■ Problem
Write out the material exactly, without any of its pictures.

■ Extracted records
++++++++

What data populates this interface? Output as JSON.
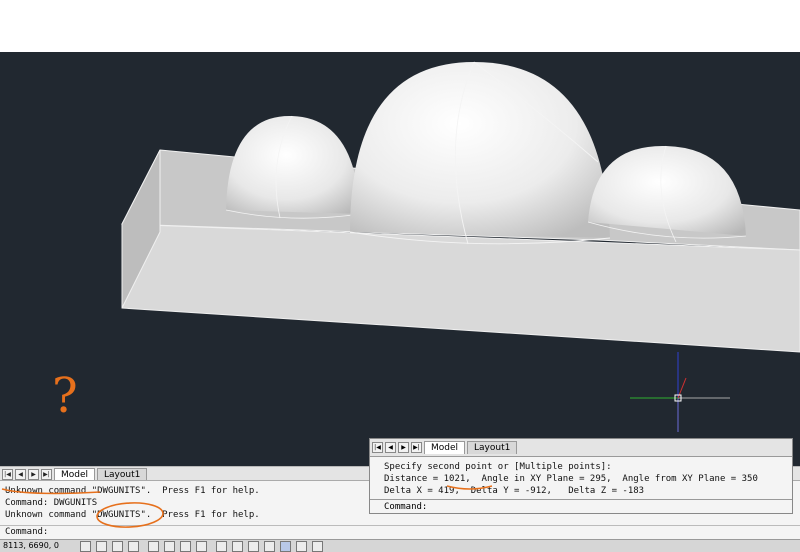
{
  "viewport": {
    "annotation_mark": "?"
  },
  "bottom_tabs": {
    "model": "Model",
    "layout1": "Layout1"
  },
  "command_history": {
    "lines": [
      "Unknown command \"DWGUNITS\".  Press F1 for help.",
      "Command: DWGUNITS",
      "Unknown command \"DWGUNITS\".  Press F1 for help."
    ],
    "prompt": "Command:"
  },
  "status_bar": {
    "coordinates": "8113, 6690, 0"
  },
  "floating_panel": {
    "tabs": {
      "model": "Model",
      "layout1": "Layout1"
    },
    "lines": [
      "Specify second point or [Multiple points]:",
      "Distance = 1021,  Angle in XY Plane = 295,  Angle from XY Plane = 350",
      "Delta X = 419,  Delta Y = -912,   Delta Z = -183"
    ],
    "prompt": "Command:"
  },
  "colors": {
    "viewport_bg": "#212830",
    "annotation": "#e6701c",
    "axis_x": "#d03030",
    "axis_y": "#30b030",
    "axis_z": "#3040d0"
  }
}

++++++++

■ Output for this task
What data populates this interface? Output as JSON.
{
  "viewport": {
    "annotation_mark": "?"
  },
  "bottom_tabs": {
    "model": "Model",
    "layout1": "Layout1"
  },
  "command_history": {
    "lines": [
      "Unknown command \"DWGUNITS\".  Press F1 for help.",
      "Command: DWGUNITS",
      "Unknown command \"DWGUNITS\".  Press F1 for help."
    ],
    "prompt": "Command:"
  },
  "status_bar": {
    "coordinates": "8113, 6690, 0"
  },
  "floating_panel": {
    "tabs": {
      "model": "Model",
      "layout1": "Layout1"
    },
    "lines": [
      "Specify second point or [Multiple points]:",
      "Distance = 1021,  Angle in XY Plane = 295,  Angle from XY Plane = 350",
      "Delta X = 419,  Delta Y = -912,   Delta Z = -183"
    ],
    "prompt": "Command:"
  },
  "colors": {
    "viewport_bg": "#212830",
    "annotation": "#e6701c",
    "axis_x": "#d03030",
    "axis_y": "#30b030",
    "axis_z": "#3040d0"
  }
}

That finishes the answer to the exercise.